↓↓↓
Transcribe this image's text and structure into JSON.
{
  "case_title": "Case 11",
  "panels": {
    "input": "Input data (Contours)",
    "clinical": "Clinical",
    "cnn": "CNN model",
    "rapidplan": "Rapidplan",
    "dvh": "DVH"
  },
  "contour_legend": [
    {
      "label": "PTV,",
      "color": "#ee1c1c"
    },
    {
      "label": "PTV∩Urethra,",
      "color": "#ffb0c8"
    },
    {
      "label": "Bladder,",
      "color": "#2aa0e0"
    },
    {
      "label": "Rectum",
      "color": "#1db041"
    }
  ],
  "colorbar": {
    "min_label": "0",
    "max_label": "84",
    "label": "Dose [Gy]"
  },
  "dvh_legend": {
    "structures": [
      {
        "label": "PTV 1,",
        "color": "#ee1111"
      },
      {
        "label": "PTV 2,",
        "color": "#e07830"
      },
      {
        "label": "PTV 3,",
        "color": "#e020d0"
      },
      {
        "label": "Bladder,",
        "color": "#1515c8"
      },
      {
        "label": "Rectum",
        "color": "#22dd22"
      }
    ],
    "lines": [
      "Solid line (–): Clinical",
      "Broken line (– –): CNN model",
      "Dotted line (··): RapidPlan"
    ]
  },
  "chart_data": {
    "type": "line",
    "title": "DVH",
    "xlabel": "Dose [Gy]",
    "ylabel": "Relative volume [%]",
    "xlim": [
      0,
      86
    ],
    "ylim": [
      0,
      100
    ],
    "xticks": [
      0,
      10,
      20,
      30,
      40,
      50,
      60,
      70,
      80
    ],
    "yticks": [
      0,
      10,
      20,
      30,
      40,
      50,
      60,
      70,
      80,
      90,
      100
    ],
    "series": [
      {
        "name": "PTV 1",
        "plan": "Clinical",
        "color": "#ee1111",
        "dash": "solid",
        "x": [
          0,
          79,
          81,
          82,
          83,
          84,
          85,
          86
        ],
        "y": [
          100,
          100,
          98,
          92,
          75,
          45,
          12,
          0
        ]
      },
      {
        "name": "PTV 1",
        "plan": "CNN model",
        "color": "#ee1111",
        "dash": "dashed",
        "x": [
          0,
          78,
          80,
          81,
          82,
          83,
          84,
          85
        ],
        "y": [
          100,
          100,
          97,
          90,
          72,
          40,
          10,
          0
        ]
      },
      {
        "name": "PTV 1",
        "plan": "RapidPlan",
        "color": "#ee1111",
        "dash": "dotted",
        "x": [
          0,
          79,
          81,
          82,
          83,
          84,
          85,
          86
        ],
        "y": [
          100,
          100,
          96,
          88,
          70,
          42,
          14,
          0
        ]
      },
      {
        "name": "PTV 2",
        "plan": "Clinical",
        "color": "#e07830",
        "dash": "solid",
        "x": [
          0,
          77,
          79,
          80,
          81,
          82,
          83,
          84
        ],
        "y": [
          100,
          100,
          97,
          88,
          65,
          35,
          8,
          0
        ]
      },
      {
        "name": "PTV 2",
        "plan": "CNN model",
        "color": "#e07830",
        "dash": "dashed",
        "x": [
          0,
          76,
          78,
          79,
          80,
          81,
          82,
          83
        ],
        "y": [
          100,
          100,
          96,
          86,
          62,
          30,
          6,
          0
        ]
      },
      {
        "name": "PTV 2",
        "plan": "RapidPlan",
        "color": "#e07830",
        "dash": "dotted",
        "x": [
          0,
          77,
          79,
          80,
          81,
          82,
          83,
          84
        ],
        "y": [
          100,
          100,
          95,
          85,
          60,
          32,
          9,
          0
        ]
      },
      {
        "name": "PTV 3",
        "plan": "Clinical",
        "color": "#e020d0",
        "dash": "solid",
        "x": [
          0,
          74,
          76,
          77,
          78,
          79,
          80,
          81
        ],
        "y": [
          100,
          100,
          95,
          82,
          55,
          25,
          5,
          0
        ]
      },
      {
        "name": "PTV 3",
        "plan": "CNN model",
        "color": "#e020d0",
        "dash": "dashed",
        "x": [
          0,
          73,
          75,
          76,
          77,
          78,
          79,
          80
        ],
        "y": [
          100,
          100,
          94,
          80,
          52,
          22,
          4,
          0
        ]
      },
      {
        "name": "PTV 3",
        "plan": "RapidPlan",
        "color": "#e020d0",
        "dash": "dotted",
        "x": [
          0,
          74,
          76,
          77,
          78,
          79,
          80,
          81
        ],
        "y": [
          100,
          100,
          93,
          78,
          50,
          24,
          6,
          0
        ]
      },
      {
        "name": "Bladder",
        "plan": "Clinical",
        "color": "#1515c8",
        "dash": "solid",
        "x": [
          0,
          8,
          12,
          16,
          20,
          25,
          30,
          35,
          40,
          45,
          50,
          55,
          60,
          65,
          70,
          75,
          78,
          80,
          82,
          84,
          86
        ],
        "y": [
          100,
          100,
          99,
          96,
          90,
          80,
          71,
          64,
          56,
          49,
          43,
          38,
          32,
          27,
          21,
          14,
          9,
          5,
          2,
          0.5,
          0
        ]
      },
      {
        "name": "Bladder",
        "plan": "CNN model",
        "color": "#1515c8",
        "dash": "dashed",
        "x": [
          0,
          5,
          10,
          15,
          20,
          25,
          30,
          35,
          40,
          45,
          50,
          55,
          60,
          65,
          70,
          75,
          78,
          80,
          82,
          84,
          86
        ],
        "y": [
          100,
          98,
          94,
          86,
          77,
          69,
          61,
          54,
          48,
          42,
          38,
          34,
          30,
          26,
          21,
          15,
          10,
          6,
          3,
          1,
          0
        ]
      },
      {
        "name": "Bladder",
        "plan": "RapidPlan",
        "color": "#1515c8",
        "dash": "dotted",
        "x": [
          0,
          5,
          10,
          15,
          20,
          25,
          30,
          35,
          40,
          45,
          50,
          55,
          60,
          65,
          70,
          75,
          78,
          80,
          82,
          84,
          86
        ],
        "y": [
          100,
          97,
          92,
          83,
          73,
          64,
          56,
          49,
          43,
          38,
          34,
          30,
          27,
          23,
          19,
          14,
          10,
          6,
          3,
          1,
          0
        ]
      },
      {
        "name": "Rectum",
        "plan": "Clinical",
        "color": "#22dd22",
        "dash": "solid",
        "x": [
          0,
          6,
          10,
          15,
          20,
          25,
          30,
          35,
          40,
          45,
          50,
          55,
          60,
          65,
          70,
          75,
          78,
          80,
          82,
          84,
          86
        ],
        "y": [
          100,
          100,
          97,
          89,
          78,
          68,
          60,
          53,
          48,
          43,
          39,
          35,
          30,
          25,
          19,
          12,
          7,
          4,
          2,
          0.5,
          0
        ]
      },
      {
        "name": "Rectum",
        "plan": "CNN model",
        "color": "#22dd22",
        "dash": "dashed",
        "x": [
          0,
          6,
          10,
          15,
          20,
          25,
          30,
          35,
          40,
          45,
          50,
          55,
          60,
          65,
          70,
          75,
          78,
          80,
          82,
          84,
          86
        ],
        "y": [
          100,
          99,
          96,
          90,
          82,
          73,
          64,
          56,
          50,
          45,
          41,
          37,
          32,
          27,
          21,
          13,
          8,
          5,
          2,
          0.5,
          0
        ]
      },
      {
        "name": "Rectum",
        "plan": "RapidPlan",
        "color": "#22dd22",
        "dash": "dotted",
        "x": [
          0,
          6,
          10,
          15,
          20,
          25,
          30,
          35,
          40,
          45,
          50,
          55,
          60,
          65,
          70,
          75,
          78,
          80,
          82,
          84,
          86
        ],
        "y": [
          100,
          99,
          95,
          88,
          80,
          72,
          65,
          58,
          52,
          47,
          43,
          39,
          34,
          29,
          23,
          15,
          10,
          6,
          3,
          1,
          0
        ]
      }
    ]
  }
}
↑↑↑
▶ _WORK TO DO_:
Make an exact copy of all the data.

▶ _RESPONSE BELOW_:
Transcribe this image's text and structure into JSON.
{
  "case_title": "Case 11",
  "panels": {
    "input": "Input data (Contours)",
    "clinical": "Clinical",
    "cnn": "CNN model",
    "rapidplan": "Rapidplan",
    "dvh": "DVH"
  },
  "contour_legend": [
    {
      "label": "PTV,",
      "color": "#ee1c1c"
    },
    {
      "label": "PTV∩Urethra,",
      "color": "#ffb0c8"
    },
    {
      "label": "Bladder,",
      "color": "#2aa0e0"
    },
    {
      "label": "Rectum",
      "color": "#1db041"
    }
  ],
  "colorbar": {
    "min_label": "0",
    "max_label": "84",
    "label": "Dose [Gy]"
  },
  "dvh_legend": {
    "structures": [
      {
        "label": "PTV 1,",
        "color": "#ee1111"
      },
      {
        "label": "PTV 2,",
        "color": "#e07830"
      },
      {
        "label": "PTV 3,",
        "color": "#e020d0"
      },
      {
        "label": "Bladder,",
        "color": "#1515c8"
      },
      {
        "label": "Rectum",
        "color": "#22dd22"
      }
    ],
    "lines": [
      "Solid line (–): Clinical",
      "Broken line (– –): CNN model",
      "Dotted line (··): RapidPlan"
    ]
  },
  "chart_data": {
    "type": "line",
    "title": "DVH",
    "xlabel": "Dose [Gy]",
    "ylabel": "Relative volume [%]",
    "xlim": [
      0,
      86
    ],
    "ylim": [
      0,
      100
    ],
    "xticks": [
      0,
      10,
      20,
      30,
      40,
      50,
      60,
      70,
      80
    ],
    "yticks": [
      0,
      10,
      20,
      30,
      40,
      50,
      60,
      70,
      80,
      90,
      100
    ],
    "series": [
      {
        "name": "PTV 1",
        "plan": "Clinical",
        "color": "#ee1111",
        "dash": "solid",
        "x": [
          0,
          79,
          81,
          82,
          83,
          84,
          85,
          86
        ],
        "y": [
          100,
          100,
          98,
          92,
          75,
          45,
          12,
          0
        ]
      },
      {
        "name": "PTV 1",
        "plan": "CNN model",
        "color": "#ee1111",
        "dash": "dashed",
        "x": [
          0,
          78,
          80,
          81,
          82,
          83,
          84,
          85
        ],
        "y": [
          100,
          100,
          97,
          90,
          72,
          40,
          10,
          0
        ]
      },
      {
        "name": "PTV 1",
        "plan": "RapidPlan",
        "color": "#ee1111",
        "dash": "dotted",
        "x": [
          0,
          79,
          81,
          82,
          83,
          84,
          85,
          86
        ],
        "y": [
          100,
          100,
          96,
          88,
          70,
          42,
          14,
          0
        ]
      },
      {
        "name": "PTV 2",
        "plan": "Clinical",
        "color": "#e07830",
        "dash": "solid",
        "x": [
          0,
          77,
          79,
          80,
          81,
          82,
          83,
          84
        ],
        "y": [
          100,
          100,
          97,
          88,
          65,
          35,
          8,
          0
        ]
      },
      {
        "name": "PTV 2",
        "plan": "CNN model",
        "color": "#e07830",
        "dash": "dashed",
        "x": [
          0,
          76,
          78,
          79,
          80,
          81,
          82,
          83
        ],
        "y": [
          100,
          100,
          96,
          86,
          62,
          30,
          6,
          0
        ]
      },
      {
        "name": "PTV 2",
        "plan": "RapidPlan",
        "color": "#e07830",
        "dash": "dotted",
        "x": [
          0,
          77,
          79,
          80,
          81,
          82,
          83,
          84
        ],
        "y": [
          100,
          100,
          95,
          85,
          60,
          32,
          9,
          0
        ]
      },
      {
        "name": "PTV 3",
        "plan": "Clinical",
        "color": "#e020d0",
        "dash": "solid",
        "x": [
          0,
          74,
          76,
          77,
          78,
          79,
          80,
          81
        ],
        "y": [
          100,
          100,
          95,
          82,
          55,
          25,
          5,
          0
        ]
      },
      {
        "name": "PTV 3",
        "plan": "CNN model",
        "color": "#e020d0",
        "dash": "dashed",
        "x": [
          0,
          73,
          75,
          76,
          77,
          78,
          79,
          80
        ],
        "y": [
          100,
          100,
          94,
          80,
          52,
          22,
          4,
          0
        ]
      },
      {
        "name": "PTV 3",
        "plan": "RapidPlan",
        "color": "#e020d0",
        "dash": "dotted",
        "x": [
          0,
          74,
          76,
          77,
          78,
          79,
          80,
          81
        ],
        "y": [
          100,
          100,
          93,
          78,
          50,
          24,
          6,
          0
        ]
      },
      {
        "name": "Bladder",
        "plan": "Clinical",
        "color": "#1515c8",
        "dash": "solid",
        "x": [
          0,
          8,
          12,
          16,
          20,
          25,
          30,
          35,
          40,
          45,
          50,
          55,
          60,
          65,
          70,
          75,
          78,
          80,
          82,
          84,
          86
        ],
        "y": [
          100,
          100,
          99,
          96,
          90,
          80,
          71,
          64,
          56,
          49,
          43,
          38,
          32,
          27,
          21,
          14,
          9,
          5,
          2,
          0.5,
          0
        ]
      },
      {
        "name": "Bladder",
        "plan": "CNN model",
        "color": "#1515c8",
        "dash": "dashed",
        "x": [
          0,
          5,
          10,
          15,
          20,
          25,
          30,
          35,
          40,
          45,
          50,
          55,
          60,
          65,
          70,
          75,
          78,
          80,
          82,
          84,
          86
        ],
        "y": [
          100,
          98,
          94,
          86,
          77,
          69,
          61,
          54,
          48,
          42,
          38,
          34,
          30,
          26,
          21,
          15,
          10,
          6,
          3,
          1,
          0
        ]
      },
      {
        "name": "Bladder",
        "plan": "RapidPlan",
        "color": "#1515c8",
        "dash": "dotted",
        "x": [
          0,
          5,
          10,
          15,
          20,
          25,
          30,
          35,
          40,
          45,
          50,
          55,
          60,
          65,
          70,
          75,
          78,
          80,
          82,
          84,
          86
        ],
        "y": [
          100,
          97,
          92,
          83,
          73,
          64,
          56,
          49,
          43,
          38,
          34,
          30,
          27,
          23,
          19,
          14,
          10,
          6,
          3,
          1,
          0
        ]
      },
      {
        "name": "Rectum",
        "plan": "Clinical",
        "color": "#22dd22",
        "dash": "solid",
        "x": [
          0,
          6,
          10,
          15,
          20,
          25,
          30,
          35,
          40,
          45,
          50,
          55,
          60,
          65,
          70,
          75,
          78,
          80,
          82,
          84,
          86
        ],
        "y": [
          100,
          100,
          97,
          89,
          78,
          68,
          60,
          53,
          48,
          43,
          39,
          35,
          30,
          25,
          19,
          12,
          7,
          4,
          2,
          0.5,
          0
        ]
      },
      {
        "name": "Rectum",
        "plan": "CNN model",
        "color": "#22dd22",
        "dash": "dashed",
        "x": [
          0,
          6,
          10,
          15,
          20,
          25,
          30,
          35,
          40,
          45,
          50,
          55,
          60,
          65,
          70,
          75,
          78,
          80,
          82,
          84,
          86
        ],
        "y": [
          100,
          99,
          96,
          90,
          82,
          73,
          64,
          56,
          50,
          45,
          41,
          37,
          32,
          27,
          21,
          13,
          8,
          5,
          2,
          0.5,
          0
        ]
      },
      {
        "name": "Rectum",
        "plan": "RapidPlan",
        "color": "#22dd22",
        "dash": "dotted",
        "x": [
          0,
          6,
          10,
          15,
          20,
          25,
          30,
          35,
          40,
          45,
          50,
          55,
          60,
          65,
          70,
          75,
          78,
          80,
          82,
          84,
          86
        ],
        "y": [
          100,
          99,
          95,
          88,
          80,
          72,
          65,
          58,
          52,
          47,
          43,
          39,
          34,
          29,
          23,
          15,
          10,
          6,
          3,
          1,
          0
        ]
      }
    ]
  }
}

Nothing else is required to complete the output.